## Extract provided
__________

Julie's Predictions for the 85th Annual Academy Awards: The Winners
On the race in general, which cuts across the writing, directing, and Best Picture contests...
Lincoln
began in the fall as the 800-pound gorilla, the most prestigious, important,
serious, blah-blah-blah, sure-fire bet to win everything. It got the
highest number of nominations on that January morning, but the seismic shift in
the Best Director race – the stunning omissions of Argo and Zero Dark Thirty –
turned everything upside down. The film community fiercely rallied around
Argo, while quietly admitting their discomfort with the depiction of torture in
Zero. Instead of the nominations functioning as a lead-up to the winners,
alliances were practically redrawn from scratch. Everyone who didn’t like
Spielberg’s procedural – whether for its historical inaccuracies, racial
representation, or for the sheer boring predictability of a victory – lined up
behind Affleck’s thriller.

__________

## Supplied material

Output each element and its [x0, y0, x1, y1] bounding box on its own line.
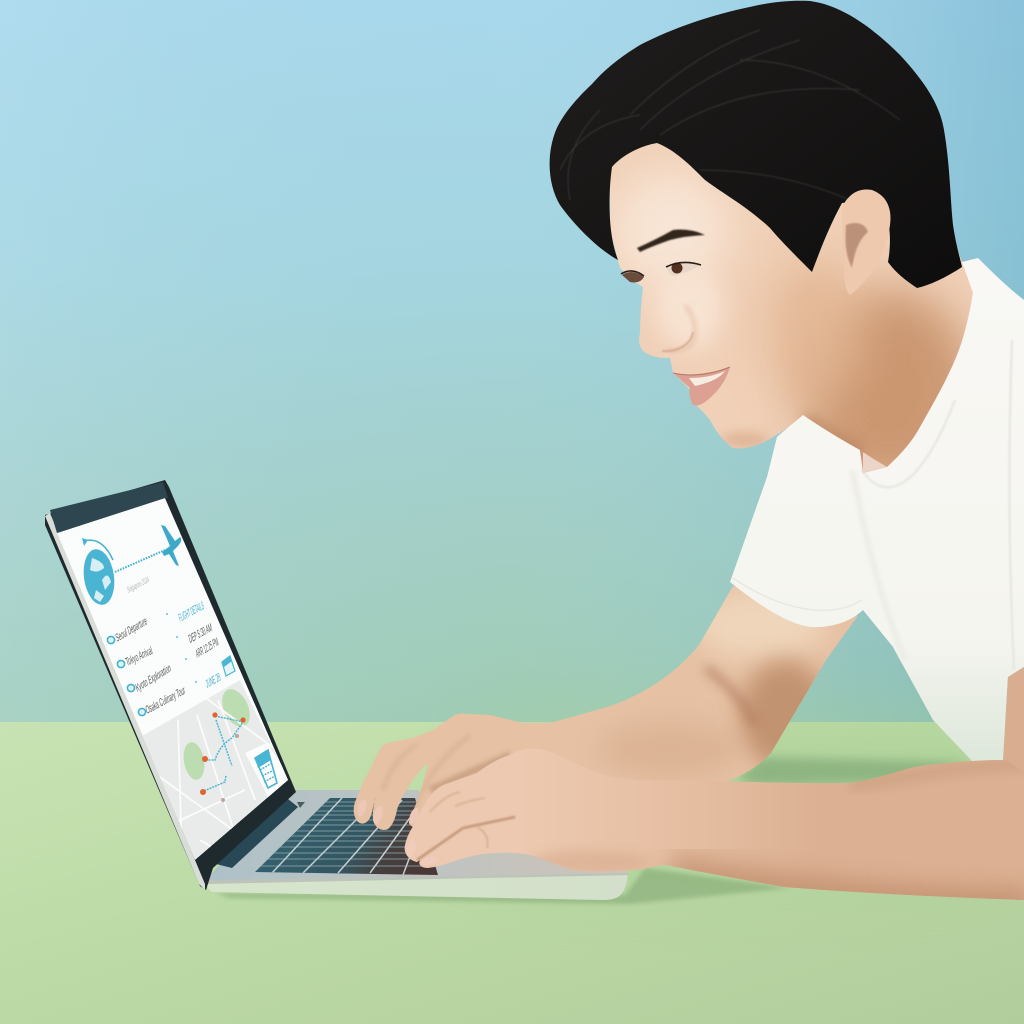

__________

## Exercise 1
State whether each statement agrees with the Academy Awards predictions, answering yes or no and quoting the deciding words: (a) Lincoln received the highest number of nominations; (b) Argo was nominated for Best Director; (c) the film community rallied around Zero Dark Thirty.
## Exercise 2
The Academy Awards predictions give several reasons for disliking Spielberg's procedural. List every one of them.

## Written reply 1
(a) Yes: "It got the highest number of nominations on that January morning"
(b) No: "the stunning omissions of Argo and Zero Dark Thirty"
(c) No: "The film community fiercely rallied around Argo"

## Written reply 2
- its historical inaccuracies
- its racial representation
- the sheer boring predictability of a victory